▶ **Directive**: Where a line holds the string "anthroponomen", return that line.

Excerpt from a dataset
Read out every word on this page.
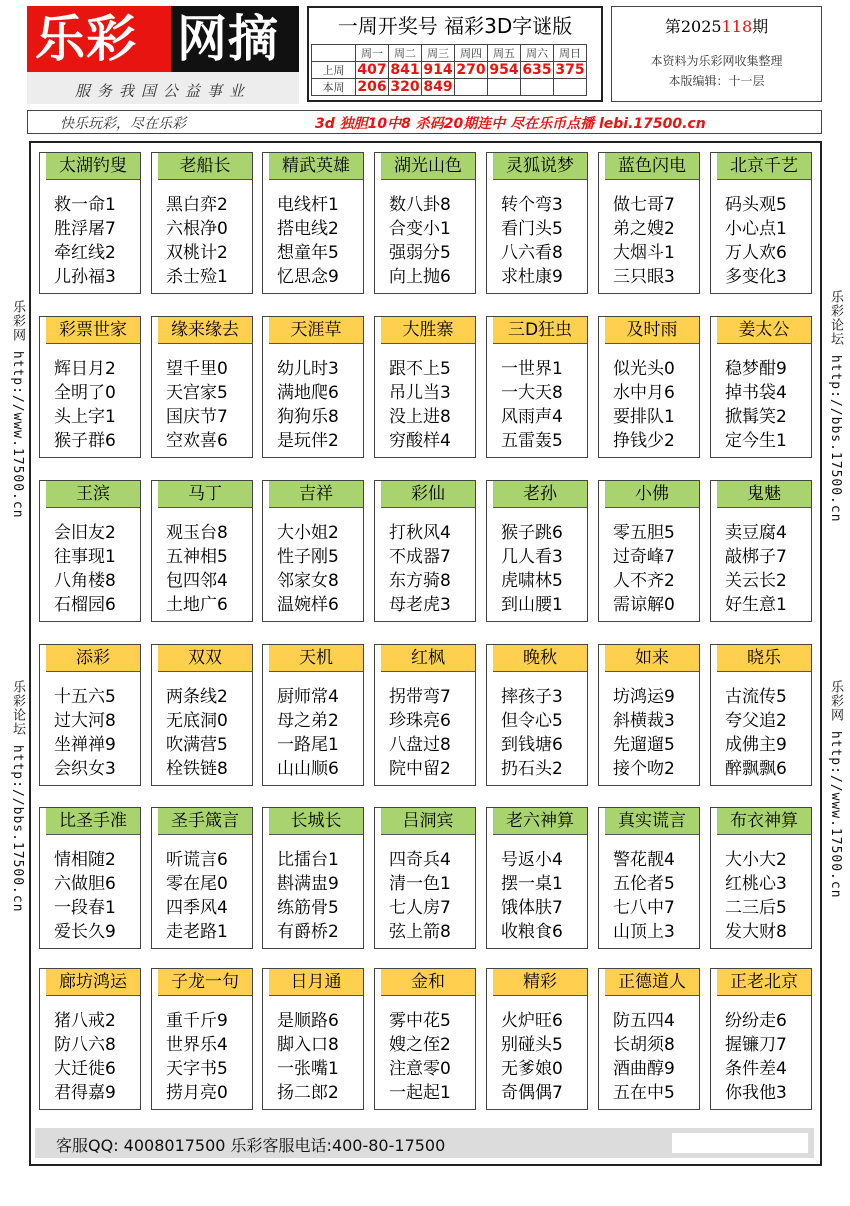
乐彩 网摘
服务我国公益事业
一周开奖号 福彩3D字谜版
	周一	周二	周三	周四	周五	周六	周日
上周	407	841	914	270	954	635	375
本周	206	320	849				
第2025118期
本资料为乐彩网收集整理
本版编辑：十一层
快乐玩彩，尽在乐彩	3d 独胆10中8 杀码20期连中 尽在乐币点播 lebi.17500.cn
乐彩网 http://www.17500.cn
乐彩论坛 http://bbs.17500.cn
乐彩论坛 http://bbs.17500.cn
乐彩网 http://www.17500.cn
太湖钓叟
救一命1
胜浮屠7
牵红线2
儿孙福3
老船长
黑白弈2
六根净0
双桃计2
杀士殓1
精武英雄
电线杆1
搭电线2
想童年5
忆思念9
湖光山色
数八卦8
合变小1
强弱分5
向上抛6
灵狐说梦
转个弯3
看门头5
八六看8
求杜康9
蓝色闪电
做七哥7
弟之嫂2
大烟斗1
三只眼3
北京千艺
码头观5
小心点1
万人欢6
多变化3
彩票世家
辉日月2
全明了0
头上字1
猴子群6
缘来缘去
望千里0
天宫家5
国庆节7
空欢喜6
天涯草
幼儿时3
满地爬6
狗狗乐8
是玩伴2
大胜寨
跟不上5
吊儿当3
没上进8
穷酸样4
三D狂虫
一世界1
一大天8
风雨声4
五雷轰5
及时雨
似光头0
水中月6
要排队1
挣钱少2
姜太公
稳梦酣9
掉书袋4
掀髯笑2
定今生1
王滨
会旧友2
往事现1
八角楼8
石榴园6
马丁
观玉台8
五神相5
包四邻4
土地广6
吉祥
大小姐2
性子刚5
邻家女8
温婉样6
彩仙
打秋风4
不成器7
东方骑8
母老虎3
老孙
猴子跳6
几人看3
虎啸林5
到山腰1
小佛
零五胆5
过奇峰7
人不齐2
需谅解0
鬼魅
卖豆腐4
敲梆子7
关云长2
好生意1
添彩
十五六5
过大河8
坐禅禅9
会织女3
双双
两条线2
无底洞0
吹满营5
栓铁链8
天机
厨师常4
母之弟2
一路尾1
山山顺6
红枫
拐带弯7
珍珠亮6
八盘过8
院中留2
晚秋
摔孩子3
但令心5
到钱塘6
扔石头2
如来
坊鸿运9
斜横裁3
先遛遛5
接个吻2
晓乐
古流传5
夸父追2
成佛主9
醉飘飘6
比圣手准
情相随2
六做胆6
一段春1
爱长久9
圣手箴言
听谎言6
零在尾0
四季风4
走老路1
长城长
比擂台1
斟满盅9
练筋骨5
有爵桥2
吕洞宾
四奇兵4
清一色1
七人房7
弦上箭8
老六神算
号返小4
摆一桌1
饿体肤7
收粮食6
真实谎言
警花靓4
五伦者5
七八中7
山顶上3
布衣神算
大小大2
红桃心3
二三后5
发大财8
廊坊鸿运
猪八戒2
防八六8
大迁徙6
君得嘉9
子龙一句
重千斤9
世界乐4
天字书5
捞月亮0
日月通
是顺路6
脚入口8
一张嘴1
扬二郎2
金和
雾中花5
嫂之侄2
注意零0
一起起1
精彩
火炉旺6
别碰头5
无爹娘0
奇偶偶7
正德道人
防五四4
长胡须8
酒曲醇9
五在中5
正老北京
纷纷走6
握镰刀7
条件差4
你我他3
客服QQ: 4008017500 乐彩客服电话:400-80-17500
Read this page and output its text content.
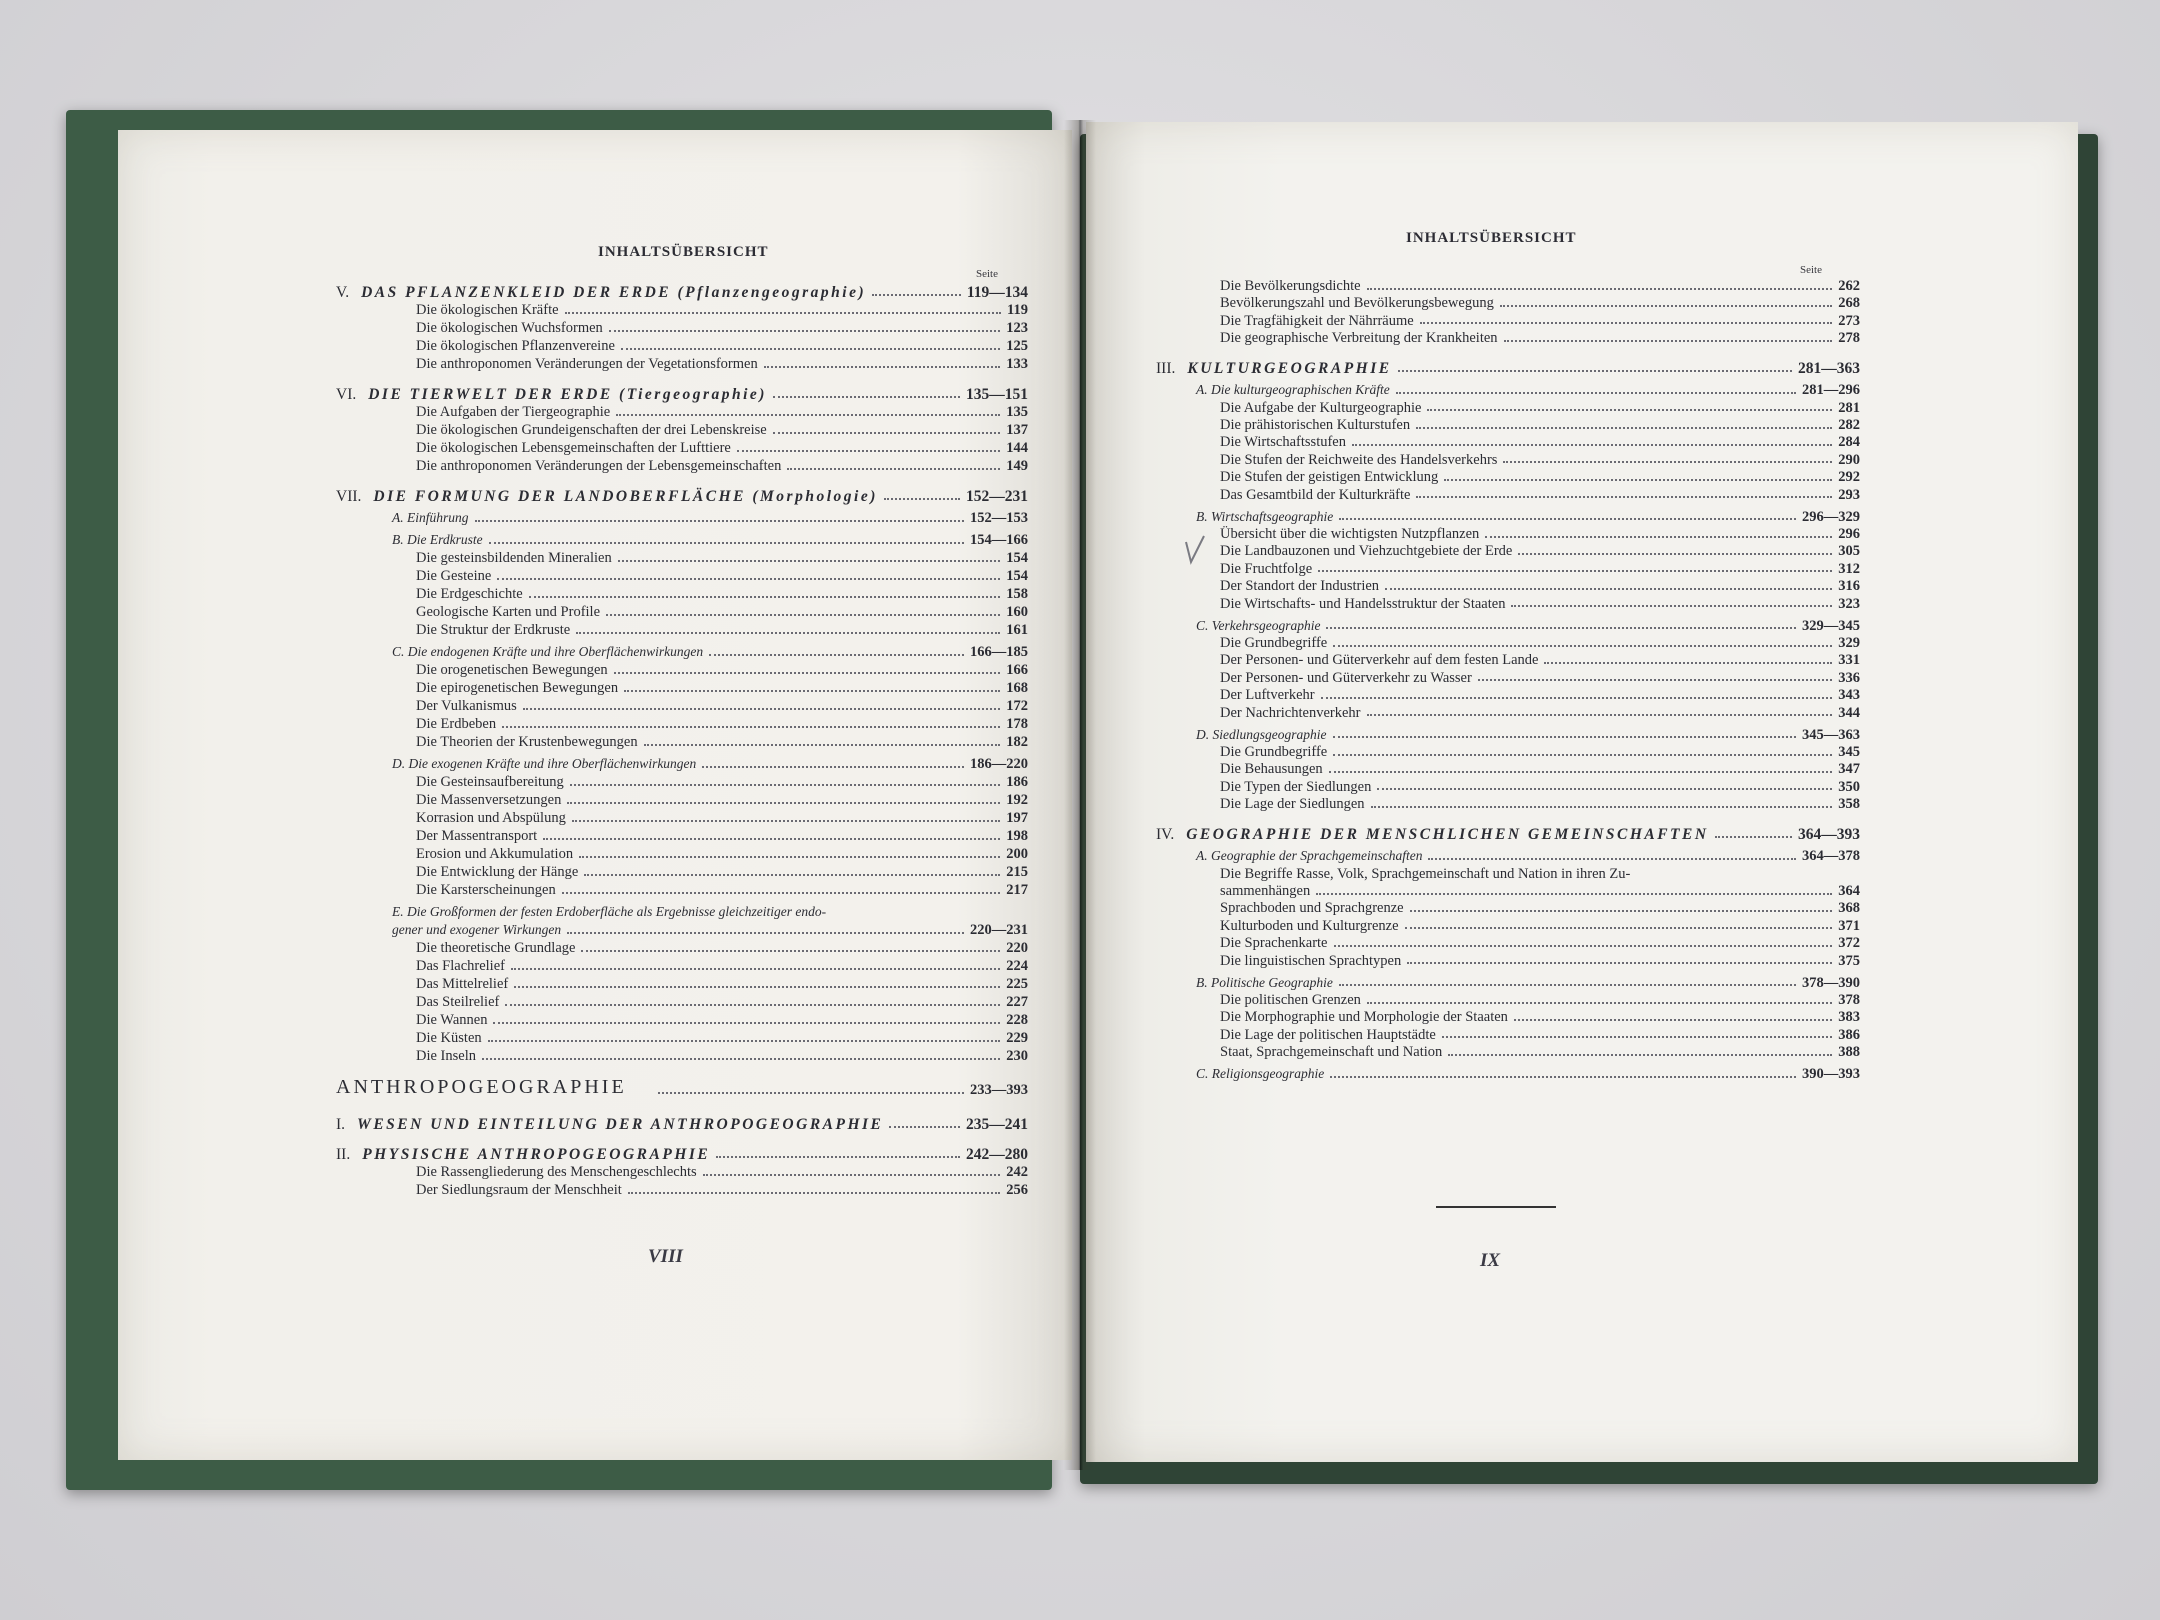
INHALTSÜBERSICHT
Seite
V. DAS PFLANZENKLEID DER ERDE (Pflanzengeographie)	119—134
Die ökologischen Kräfte	119
Die ökologischen Wuchsformen	123
Die ökologischen Pflanzenvereine	125
Die anthroponomen Veränderungen der Vegetationsformen	133
VI. DIE TIERWELT DER ERDE (Tiergeographie)	135—151
Die Aufgaben der Tiergeographie	135
Die ökologischen Grundeigenschaften der drei Lebenskreise	137
Die ökologischen Lebensgemeinschaften der Lufttiere	144
Die anthroponomen Veränderungen der Lebensgemeinschaften	149
VII. DIE FORMUNG DER LANDOBERFLÄCHE (Morphologie)	152—231
A. Einführung	152—153
B. Die Erdkruste	154—166
Die gesteinsbildenden Mineralien	154
Die Gesteine	154
Die Erdgeschichte	158
Geologische Karten und Profile	160
Die Struktur der Erdkruste	161
C. Die endogenen Kräfte und ihre Oberflächenwirkungen	166—185
Die orogenetischen Bewegungen	166
Die epirogenetischen Bewegungen	168
Der Vulkanismus	172
Die Erdbeben	178
Die Theorien der Krustenbewegungen	182
D. Die exogenen Kräfte und ihre Oberflächenwirkungen	186—220
Die Gesteinsaufbereitung	186
Die Massenversetzungen	192
Korrasion und Abspülung	197
Der Massentransport	198
Erosion und Akkumulation	200
Die Entwicklung der Hänge	215
Die Karsterscheinungen	217
E. Die Großformen der festen Erdoberfläche als Ergebnisse gleichzeitiger endo-
gener und exogener Wirkungen	220—231
Die theoretische Grundlage	220
Das Flachrelief	224
Das Mittelrelief	225
Das Steilrelief	227
Die Wannen	228
Die Küsten	229
Die Inseln	230
ANTHROPOGEOGRAPHIE	233—393
I. WESEN UND EINTEILUNG DER ANTHROPOGEOGRAPHIE	235—241
II. PHYSISCHE ANTHROPOGEOGRAPHIE	242—280
Die Rassengliederung des Menschengeschlechts	242
Der Siedlungsraum der Menschheit	256
VIII
INHALTSÜBERSICHT
Seite
Die Bevölkerungsdichte	262
Bevölkerungszahl und Bevölkerungsbewegung	268
Die Tragfähigkeit der Nährräume	273
Die geographische Verbreitung der Krankheiten	278
III. KULTURGEOGRAPHIE	281—363
A. Die kulturgeographischen Kräfte	281—296
Die Aufgabe der Kulturgeographie	281
Die prähistorischen Kulturstufen	282
Die Wirtschaftsstufen	284
Die Stufen der Reichweite des Handelsverkehrs	290
Die Stufen der geistigen Entwicklung	292
Das Gesamtbild der Kulturkräfte	293
B. Wirtschaftsgeographie	296—329
Übersicht über die wichtigsten Nutzpflanzen	296
Die Landbauzonen und Viehzuchtgebiete der Erde	305
Die Fruchtfolge	312
Der Standort der Industrien	316
Die Wirtschafts- und Handelsstruktur der Staaten	323
C. Verkehrsgeographie	329—345
Die Grundbegriffe	329
Der Personen- und Güterverkehr auf dem festen Lande	331
Der Personen- und Güterverkehr zu Wasser	336
Der Luftverkehr	343
Der Nachrichtenverkehr	344
D. Siedlungsgeographie	345—363
Die Grundbegriffe	345
Die Behausungen	347
Die Typen der Siedlungen	350
Die Lage der Siedlungen	358
IV. GEOGRAPHIE DER MENSCHLICHEN GEMEINSCHAFTEN	364—393
A. Geographie der Sprachgemeinschaften	364—378
Die Begriffe Rasse, Volk, Sprachgemeinschaft und Nation in ihren Zu-
sammenhängen	364
Sprachboden und Sprachgrenze	368
Kulturboden und Kulturgrenze	371
Die Sprachenkarte	372
Die linguistischen Sprachtypen	375
B. Politische Geographie	378—390
Die politischen Grenzen	378
Die Morphographie und Morphologie der Staaten	383
Die Lage der politischen Hauptstädte	386
Staat, Sprachgemeinschaft und Nation	388
C. Religionsgeographie	390—393
IX
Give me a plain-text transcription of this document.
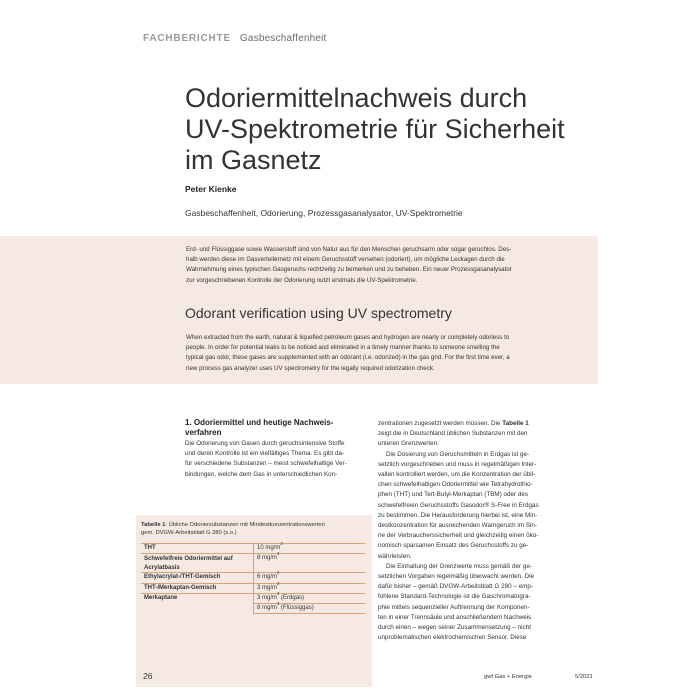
FACHBERICHTE Gasbeschaffenheit
Odoriermittelnachweis durch
UV-Spektrometrie für Sicherheit
im Gasnetz
Peter Kienke
Gasbeschaffenheit, Odorierung, Prozessgasanalysator, UV-Spektrometrie

Erd- und Flüssiggase sowie Wasserstoff sind von Natur aus für den Menschen geruchsarm oder sogar geruchlos. Des-
halb werden diese im Gasverteilernetz mit einem Geruchsstoff versehen (odoriert), um mögliche Leckagen durch die
Wahrnehmung eines typischen Gasgeruchs rechtzeitig zu bemerken und zu beheben. Ein neuer Prozessgasanalysator
zur vorgeschriebenen Kontrolle der Odorierung nutzt erstmals die UV-Spektrometrie.

Odorant verification using UV spectrometry

When extracted from the earth, natural & liquefied petroleum gases and hydrogen are nearly or completely odorless to
people. In order for potential leaks to be noticed and eliminated in a timely manner thanks to someone smelling the
typical gas odor, these gases are supplemented with an odorant (i.e. odorized) in the gas grid. For the first time ever, a
new process gas analyzer uses UV spectrometry for the legally required odorization check.

1. Odoriermittel und heutige Nachweis-
verfahren
Die Odorierung von Gasen durch geruchsintensive Stoffe
und deren Kontrolle ist ein vielfältiges Thema. Es gibt da-
für verschiedene Substanzen – meist schwefelhaltige Ver-
bindungen, welche dem Gas in unterschiedlichen Kon-
zentrationen zugesetzt werden müssen. Die Tabelle 1
zeigt die in Deutschland üblichen Substanzen mit den
unteren Grenzwerten.
Die Dosierung von Geruchsmitteln in Erdgas ist ge-
setzlich vorgeschrieben und muss in regelmäßigen Inter-
vallen kontrolliert werden, um die Konzentration der übli-
chen schwefelhaltigen Odoriermittel wie Tetrahydrothio-
phen (THT) und Tert-Butyl-Merkaptan (TBM) oder des
schwefelfreien Geruchsstoffs Gasodor® S-Free in Erdgas
zu bestimmen. Die Herausforderung hierbei ist, eine Min-
destkonzentration für ausreichenden Warngeruch im Sin-
ne der Verbraucherssicherheit und gleichzeitig einen öko-
nomisch sparsamen Einsatz des Geruchsstoffs zu ge-
währleisten.
Die Einhaltung der Grenzwerte muss gemäß der ge-
setzlichen Vorgaben regelmäßig überwacht werden. Die
dafür bisher – gemäß DVGW-Arbeitsblatt G 280 – emp-
fohlene Standard-Technologie ist die Gaschromatogra-
phie mittels sequenzieller Auftrennung der Komponen-
ten in einer Trennsäule und anschließendem Nachweis
durch einen – wegen seiner Zusammensetzung – nicht
unproblematischen elektrochemischen Sensor. Diese
Tabelle 1: Übliche Odoriersubstanzen mit Mindestkonzentrationswerten
gem. DVGW-Arbeitsblatt G 280 (s.o.)
THT	10 $mg/m^3$
Schwefelfreie Odoriermittel auf
Acrylatbasis	8 $mg/m^3$
Ethylacrylat-/THT-Gemisch	6 $mg/m^3$
THT-/Merkaptan-Gemisch	3 $mg/m^3$
Merkaptane	3 $mg/m^3$ (Erdgas)
	8 $mg/m^3$ (Flüssiggas)
26	gwf Gas + Energie	5/2021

▶ **Completed task**:
Die anthroponomen Veränderungen der Vegetationsformen	133
Die anthroponomen Veränderungen der Lebensgemeinschaften	149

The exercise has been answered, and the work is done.